These are busy days for the major-label-backed services. In late February America Online launched its version of MusicNet, version 2.0. Late last year, Pressplay signed an agreement with Warner Music, thereby offering music from all five major labels. Apple Computer is preparing its own version of a music subscription service, and according to the Wall Street Journal, it will launch in the coming weeks with music from all five major labels. FullAudio’s MusicNow just announced it had finally signed on all the five major labels as content partners.
Despite their gains, both the Pressplay- and MusicNet-powered services-and the myriad services they license to-are saddled with burdensome restrictions. Consumers much choose from a confusing array of options that require their deciding whether they want just downloads or downloads and streams. The right to burn songs to a CD costs extra. “These services are generally not successful because the usage rules are restrictive,” says Phil Leigh, an analyst with Raymond James and Associates.
On the basis of their selections and ease of use, two services rise above the fray. The first, Emusic, which has been around since 1998, was purchased in 2001 by Vivendi Universal. For $9.95 per month, users may download as many MP3-formatted songs as they want, and they may do whatever they want with the songs-burn them onto CDs, move them onto portable players, whatever. Most other services charge extra for these options. In addition, users who cancel their subscriptions may hold onto their downloaded files. Downloaded files from other services disappear when subscriptions are cancelled.

Excerpted data:
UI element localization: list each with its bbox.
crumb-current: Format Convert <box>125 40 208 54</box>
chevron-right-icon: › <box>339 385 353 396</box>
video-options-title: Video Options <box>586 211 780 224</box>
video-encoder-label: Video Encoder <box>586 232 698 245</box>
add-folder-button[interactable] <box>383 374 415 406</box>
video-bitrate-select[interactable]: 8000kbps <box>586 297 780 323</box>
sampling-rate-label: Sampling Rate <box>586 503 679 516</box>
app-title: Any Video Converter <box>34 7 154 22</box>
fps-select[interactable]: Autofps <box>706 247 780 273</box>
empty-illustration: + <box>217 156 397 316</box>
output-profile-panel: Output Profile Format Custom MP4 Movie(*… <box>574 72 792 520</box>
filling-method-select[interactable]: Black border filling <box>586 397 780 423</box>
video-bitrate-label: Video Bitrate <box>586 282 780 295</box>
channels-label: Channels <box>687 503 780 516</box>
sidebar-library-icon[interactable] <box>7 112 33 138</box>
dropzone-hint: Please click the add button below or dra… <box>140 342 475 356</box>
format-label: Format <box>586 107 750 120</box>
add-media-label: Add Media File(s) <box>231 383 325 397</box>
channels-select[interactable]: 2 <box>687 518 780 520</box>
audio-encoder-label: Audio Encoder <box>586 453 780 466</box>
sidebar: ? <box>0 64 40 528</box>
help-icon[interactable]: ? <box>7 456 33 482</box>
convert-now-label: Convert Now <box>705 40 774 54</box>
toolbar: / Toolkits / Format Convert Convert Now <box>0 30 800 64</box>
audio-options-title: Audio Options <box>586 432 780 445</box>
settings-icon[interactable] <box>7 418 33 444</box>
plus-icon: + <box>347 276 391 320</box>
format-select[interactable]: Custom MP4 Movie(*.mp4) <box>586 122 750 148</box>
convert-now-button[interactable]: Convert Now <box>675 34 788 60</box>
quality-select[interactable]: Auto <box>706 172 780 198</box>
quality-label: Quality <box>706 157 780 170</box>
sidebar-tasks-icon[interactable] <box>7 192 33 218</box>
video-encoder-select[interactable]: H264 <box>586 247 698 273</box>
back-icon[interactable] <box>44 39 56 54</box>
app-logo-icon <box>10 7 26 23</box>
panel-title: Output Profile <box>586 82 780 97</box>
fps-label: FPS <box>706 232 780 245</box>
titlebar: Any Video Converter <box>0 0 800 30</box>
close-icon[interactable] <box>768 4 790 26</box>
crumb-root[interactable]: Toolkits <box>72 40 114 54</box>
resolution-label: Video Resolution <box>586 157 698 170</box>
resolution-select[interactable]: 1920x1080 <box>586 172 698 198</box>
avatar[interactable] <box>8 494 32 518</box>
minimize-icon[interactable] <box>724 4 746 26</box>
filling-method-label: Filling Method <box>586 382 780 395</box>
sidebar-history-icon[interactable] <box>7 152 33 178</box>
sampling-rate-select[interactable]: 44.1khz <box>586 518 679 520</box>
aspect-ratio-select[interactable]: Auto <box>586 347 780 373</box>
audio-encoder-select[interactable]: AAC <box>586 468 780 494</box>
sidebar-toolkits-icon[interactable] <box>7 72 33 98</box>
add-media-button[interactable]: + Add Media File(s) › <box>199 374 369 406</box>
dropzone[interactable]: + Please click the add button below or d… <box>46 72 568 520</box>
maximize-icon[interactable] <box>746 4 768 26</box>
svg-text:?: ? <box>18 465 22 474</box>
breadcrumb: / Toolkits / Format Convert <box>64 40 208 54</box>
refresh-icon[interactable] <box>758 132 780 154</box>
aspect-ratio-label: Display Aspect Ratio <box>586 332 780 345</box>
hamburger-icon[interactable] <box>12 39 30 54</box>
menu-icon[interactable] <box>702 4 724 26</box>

Exercises to complete:
1: In the text on music subscription services, how much does Emusic charge per month?
2: Give again, word for word, the stretch of the text on music subscription services from "Despite their gains, both" through "James and Associates.".

Answers by item:
1: $9.95

2:
Despite their gains, both the Pressplay- and MusicNet-powered services-and the myriad services they license to-are saddled with burdensome restrictions. Consumers much choose from a confusing array of options that require their deciding whether they want just downloads or downloads and streams. The right to burn songs to a CD costs extra. “These services are generally not successful because the usage rules are restrictive,” says Phil Leigh, an analyst with Raymond James and Associates.